◆ **REQUIRED WORK**
The entries below should be transcribed in their entirety, exactly as written.

(Data entries)
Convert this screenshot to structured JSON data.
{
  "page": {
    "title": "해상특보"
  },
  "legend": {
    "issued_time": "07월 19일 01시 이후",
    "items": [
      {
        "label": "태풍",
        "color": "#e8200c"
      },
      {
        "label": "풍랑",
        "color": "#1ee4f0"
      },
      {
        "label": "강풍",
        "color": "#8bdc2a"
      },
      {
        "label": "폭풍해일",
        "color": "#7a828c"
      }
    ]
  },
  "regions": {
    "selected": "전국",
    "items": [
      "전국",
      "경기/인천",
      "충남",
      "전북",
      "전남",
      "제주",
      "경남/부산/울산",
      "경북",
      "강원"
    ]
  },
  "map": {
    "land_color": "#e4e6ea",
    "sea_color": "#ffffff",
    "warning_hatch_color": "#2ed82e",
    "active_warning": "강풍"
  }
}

◆ **TASK ANSWER**
Convert this screenshot to structured JSON data.
{
  "page": {
    "title": "해상특보"
  },
  "legend": {
    "issued_time": "07월 19일 01시 이후",
    "items": [
      {
        "label": "태풍",
        "color": "#e8200c"
      },
      {
        "label": "풍랑",
        "color": "#1ee4f0"
      },
      {
        "label": "강풍",
        "color": "#8bdc2a"
      },
      {
        "label": "폭풍해일",
        "color": "#7a828c"
      }
    ]
  },
  "regions": {
    "selected": "전국",
    "items": [
      "전국",
      "경기/인천",
      "충남",
      "전북",
      "전남",
      "제주",
      "경남/부산/울산",
      "경북",
      "강원"
    ]
  },
  "map": {
    "land_color": "#e4e6ea",
    "sea_color": "#ffffff",
    "warning_hatch_color": "#2ed82e",
    "active_warning": "강풍"
  }
}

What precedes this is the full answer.